TASK DESCRIPTION: Collect the lines of the entries where "blank" shows up.

--- Begin ---

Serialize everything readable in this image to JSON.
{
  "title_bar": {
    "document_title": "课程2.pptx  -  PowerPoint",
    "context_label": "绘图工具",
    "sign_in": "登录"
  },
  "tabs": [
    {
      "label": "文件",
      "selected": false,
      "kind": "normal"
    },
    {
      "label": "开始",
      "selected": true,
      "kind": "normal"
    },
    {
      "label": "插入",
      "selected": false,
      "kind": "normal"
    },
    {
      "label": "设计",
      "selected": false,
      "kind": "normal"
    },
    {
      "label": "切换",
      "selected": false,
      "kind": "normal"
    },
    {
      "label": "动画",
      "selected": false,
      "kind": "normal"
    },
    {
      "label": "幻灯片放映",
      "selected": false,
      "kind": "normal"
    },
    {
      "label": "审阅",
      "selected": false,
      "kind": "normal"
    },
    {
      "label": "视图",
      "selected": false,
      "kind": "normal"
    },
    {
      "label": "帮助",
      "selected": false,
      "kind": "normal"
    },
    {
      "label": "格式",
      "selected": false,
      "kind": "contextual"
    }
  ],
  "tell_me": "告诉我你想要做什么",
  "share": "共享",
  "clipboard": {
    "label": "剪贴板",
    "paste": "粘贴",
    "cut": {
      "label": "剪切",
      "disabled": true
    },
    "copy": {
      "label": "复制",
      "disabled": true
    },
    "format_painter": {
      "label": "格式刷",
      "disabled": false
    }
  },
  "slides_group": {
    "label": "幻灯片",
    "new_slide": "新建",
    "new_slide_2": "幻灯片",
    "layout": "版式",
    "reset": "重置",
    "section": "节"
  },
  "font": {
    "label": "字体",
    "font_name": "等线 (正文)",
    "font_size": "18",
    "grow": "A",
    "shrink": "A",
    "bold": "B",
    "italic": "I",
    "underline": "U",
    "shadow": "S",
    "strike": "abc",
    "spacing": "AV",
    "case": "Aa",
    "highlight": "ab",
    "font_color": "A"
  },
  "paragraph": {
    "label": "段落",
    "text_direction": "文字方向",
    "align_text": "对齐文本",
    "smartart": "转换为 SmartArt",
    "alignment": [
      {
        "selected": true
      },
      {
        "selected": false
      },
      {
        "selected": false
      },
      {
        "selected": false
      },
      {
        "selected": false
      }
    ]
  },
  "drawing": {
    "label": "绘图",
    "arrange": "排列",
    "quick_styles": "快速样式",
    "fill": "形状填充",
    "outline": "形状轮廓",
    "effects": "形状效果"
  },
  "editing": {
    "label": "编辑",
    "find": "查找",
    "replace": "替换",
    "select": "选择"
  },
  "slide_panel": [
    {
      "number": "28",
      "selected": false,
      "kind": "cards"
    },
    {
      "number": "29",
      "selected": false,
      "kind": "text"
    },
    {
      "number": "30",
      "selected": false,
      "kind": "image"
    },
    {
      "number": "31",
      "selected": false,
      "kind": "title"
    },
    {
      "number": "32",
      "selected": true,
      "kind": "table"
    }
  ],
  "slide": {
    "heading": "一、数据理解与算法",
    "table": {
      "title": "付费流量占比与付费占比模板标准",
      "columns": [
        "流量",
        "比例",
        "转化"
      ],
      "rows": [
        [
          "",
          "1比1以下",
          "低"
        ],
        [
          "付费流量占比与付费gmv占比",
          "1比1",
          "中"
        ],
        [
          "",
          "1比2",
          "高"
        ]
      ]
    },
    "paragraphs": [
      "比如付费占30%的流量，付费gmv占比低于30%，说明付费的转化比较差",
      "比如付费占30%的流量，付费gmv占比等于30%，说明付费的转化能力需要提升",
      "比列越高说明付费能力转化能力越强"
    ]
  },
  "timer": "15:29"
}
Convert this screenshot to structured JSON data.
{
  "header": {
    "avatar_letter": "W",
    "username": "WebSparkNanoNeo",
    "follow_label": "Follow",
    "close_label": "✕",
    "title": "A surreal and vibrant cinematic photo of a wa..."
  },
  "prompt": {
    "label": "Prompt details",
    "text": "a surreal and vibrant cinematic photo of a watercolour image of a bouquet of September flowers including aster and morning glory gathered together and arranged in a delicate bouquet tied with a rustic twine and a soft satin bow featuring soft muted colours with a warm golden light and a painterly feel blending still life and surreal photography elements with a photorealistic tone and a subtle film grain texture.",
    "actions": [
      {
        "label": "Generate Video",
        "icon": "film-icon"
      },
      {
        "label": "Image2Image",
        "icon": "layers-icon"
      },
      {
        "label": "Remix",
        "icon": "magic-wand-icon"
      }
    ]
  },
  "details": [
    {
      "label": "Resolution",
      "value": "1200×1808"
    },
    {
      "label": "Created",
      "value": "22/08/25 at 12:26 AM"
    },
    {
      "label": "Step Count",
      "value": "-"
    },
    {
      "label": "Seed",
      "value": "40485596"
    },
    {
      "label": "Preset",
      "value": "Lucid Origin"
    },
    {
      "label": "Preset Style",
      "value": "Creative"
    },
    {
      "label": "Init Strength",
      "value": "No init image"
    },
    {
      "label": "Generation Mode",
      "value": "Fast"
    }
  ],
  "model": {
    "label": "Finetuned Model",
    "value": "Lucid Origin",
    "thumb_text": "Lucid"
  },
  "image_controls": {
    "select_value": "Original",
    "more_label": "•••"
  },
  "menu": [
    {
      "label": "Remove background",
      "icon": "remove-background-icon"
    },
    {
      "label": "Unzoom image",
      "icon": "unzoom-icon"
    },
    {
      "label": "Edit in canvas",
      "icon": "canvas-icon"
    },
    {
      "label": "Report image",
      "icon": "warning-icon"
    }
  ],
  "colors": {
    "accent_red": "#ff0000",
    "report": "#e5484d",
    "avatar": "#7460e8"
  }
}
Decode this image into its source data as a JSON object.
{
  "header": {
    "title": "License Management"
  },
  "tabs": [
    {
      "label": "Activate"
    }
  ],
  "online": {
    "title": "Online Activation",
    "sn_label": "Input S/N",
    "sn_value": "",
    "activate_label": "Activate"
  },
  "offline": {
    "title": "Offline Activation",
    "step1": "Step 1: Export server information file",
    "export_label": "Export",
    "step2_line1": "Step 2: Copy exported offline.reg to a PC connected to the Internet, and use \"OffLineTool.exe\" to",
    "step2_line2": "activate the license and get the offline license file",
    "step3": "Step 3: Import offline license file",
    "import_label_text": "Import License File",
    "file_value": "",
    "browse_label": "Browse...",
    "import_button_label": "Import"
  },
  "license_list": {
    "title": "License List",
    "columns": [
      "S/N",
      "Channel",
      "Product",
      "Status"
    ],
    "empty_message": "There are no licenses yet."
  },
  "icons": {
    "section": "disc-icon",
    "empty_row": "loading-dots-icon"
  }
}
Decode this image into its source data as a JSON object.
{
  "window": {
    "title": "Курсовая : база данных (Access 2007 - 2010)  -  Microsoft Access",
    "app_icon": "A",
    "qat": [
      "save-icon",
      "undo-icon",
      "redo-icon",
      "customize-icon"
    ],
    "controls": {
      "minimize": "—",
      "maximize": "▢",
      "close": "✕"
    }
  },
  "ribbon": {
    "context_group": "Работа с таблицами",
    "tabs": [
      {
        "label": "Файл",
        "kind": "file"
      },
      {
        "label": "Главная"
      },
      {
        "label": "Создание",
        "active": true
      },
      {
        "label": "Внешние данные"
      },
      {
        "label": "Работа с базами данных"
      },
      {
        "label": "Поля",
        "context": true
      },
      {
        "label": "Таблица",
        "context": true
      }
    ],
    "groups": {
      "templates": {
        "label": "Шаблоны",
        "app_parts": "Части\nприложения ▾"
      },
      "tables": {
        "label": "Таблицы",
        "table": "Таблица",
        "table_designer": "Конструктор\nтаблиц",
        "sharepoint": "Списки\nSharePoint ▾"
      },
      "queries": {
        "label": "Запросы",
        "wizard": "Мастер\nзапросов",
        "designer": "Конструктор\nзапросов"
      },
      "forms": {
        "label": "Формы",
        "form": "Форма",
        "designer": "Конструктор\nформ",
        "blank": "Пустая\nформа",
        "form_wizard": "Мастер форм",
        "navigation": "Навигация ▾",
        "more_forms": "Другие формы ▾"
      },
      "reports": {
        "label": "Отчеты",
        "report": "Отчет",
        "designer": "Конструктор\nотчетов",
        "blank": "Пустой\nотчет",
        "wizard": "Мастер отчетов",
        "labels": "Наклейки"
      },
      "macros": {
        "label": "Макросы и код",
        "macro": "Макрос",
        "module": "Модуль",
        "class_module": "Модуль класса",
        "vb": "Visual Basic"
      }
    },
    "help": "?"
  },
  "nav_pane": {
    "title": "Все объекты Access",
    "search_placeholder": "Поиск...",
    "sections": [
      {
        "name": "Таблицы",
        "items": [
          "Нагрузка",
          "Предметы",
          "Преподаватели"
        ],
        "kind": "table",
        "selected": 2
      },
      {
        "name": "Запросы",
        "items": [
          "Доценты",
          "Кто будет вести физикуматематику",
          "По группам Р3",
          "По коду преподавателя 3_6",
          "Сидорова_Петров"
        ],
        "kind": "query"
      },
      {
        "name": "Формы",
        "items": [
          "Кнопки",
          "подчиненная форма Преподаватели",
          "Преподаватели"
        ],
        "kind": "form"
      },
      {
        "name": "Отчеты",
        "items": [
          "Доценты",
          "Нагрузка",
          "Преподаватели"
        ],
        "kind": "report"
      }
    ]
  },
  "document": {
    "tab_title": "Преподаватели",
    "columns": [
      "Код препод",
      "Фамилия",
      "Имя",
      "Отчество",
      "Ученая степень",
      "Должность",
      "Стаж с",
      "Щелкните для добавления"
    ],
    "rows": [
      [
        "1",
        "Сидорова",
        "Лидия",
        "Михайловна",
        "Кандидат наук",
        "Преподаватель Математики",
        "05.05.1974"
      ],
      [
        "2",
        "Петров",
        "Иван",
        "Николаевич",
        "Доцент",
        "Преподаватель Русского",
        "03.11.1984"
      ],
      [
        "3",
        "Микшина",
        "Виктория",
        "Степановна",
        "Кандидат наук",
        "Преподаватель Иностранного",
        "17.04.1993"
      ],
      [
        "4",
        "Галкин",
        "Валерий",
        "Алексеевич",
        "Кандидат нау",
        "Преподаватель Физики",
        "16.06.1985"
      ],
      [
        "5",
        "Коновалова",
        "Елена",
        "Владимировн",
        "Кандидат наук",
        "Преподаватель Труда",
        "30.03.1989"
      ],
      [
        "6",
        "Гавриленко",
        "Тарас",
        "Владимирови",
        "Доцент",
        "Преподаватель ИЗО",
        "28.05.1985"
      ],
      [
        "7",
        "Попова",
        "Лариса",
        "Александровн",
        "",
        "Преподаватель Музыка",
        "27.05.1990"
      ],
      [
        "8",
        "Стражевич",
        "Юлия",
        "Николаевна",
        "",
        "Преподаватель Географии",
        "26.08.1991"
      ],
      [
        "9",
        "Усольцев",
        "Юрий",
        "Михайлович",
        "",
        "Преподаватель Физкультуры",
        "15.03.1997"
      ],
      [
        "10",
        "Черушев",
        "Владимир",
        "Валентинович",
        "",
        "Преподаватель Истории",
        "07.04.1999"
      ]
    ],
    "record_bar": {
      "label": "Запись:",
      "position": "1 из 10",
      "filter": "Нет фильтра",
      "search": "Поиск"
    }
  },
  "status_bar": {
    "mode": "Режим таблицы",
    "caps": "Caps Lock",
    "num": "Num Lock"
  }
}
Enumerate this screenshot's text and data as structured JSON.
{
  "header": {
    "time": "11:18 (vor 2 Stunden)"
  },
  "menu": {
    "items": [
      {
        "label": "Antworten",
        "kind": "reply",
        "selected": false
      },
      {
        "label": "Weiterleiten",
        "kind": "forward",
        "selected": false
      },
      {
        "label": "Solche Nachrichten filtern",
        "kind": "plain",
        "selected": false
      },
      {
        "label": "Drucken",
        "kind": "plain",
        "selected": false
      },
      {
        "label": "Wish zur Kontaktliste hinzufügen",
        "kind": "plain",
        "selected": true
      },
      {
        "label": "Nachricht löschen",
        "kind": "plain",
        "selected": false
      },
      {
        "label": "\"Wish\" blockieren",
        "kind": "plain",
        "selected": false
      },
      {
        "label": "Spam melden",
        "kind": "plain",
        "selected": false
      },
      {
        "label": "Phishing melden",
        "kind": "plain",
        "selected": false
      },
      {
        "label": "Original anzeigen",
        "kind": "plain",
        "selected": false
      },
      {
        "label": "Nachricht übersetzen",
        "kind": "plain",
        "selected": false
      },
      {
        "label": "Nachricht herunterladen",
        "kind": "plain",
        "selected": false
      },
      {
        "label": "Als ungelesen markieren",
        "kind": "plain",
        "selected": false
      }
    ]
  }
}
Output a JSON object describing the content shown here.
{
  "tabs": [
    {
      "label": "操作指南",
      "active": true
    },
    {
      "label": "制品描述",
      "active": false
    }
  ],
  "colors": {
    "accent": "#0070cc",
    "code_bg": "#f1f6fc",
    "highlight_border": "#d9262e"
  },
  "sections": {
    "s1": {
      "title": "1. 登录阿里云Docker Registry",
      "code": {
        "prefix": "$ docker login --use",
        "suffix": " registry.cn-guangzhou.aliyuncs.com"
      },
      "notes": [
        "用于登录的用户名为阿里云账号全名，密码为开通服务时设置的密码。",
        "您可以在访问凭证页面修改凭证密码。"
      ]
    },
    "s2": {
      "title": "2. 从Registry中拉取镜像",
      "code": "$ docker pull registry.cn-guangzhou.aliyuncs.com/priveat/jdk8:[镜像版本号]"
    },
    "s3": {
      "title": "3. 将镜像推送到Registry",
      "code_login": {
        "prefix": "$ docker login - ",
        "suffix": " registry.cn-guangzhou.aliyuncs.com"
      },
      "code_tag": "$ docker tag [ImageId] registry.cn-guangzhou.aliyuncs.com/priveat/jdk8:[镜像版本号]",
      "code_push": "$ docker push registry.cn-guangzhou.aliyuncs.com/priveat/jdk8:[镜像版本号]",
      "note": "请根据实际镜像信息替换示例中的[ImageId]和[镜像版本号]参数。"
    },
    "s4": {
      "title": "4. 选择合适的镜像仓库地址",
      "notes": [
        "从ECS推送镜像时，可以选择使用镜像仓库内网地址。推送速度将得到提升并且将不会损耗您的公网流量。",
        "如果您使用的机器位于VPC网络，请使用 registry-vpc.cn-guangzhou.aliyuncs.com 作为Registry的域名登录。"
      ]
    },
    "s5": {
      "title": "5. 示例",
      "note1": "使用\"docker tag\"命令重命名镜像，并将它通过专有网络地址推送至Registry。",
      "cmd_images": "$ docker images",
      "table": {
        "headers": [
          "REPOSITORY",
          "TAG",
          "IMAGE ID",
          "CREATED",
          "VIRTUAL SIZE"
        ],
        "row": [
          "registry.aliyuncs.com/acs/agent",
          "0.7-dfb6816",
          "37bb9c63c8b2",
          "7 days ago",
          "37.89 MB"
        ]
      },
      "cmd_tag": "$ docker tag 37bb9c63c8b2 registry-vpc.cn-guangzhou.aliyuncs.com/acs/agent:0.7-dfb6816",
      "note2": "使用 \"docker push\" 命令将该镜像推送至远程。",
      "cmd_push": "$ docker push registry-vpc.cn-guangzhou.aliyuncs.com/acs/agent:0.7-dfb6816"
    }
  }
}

--- End ---

RESPONSE TO THE EXERCISE:
        "blank": "Пустая\nформа",
        "blank": "Пустой\nотчет",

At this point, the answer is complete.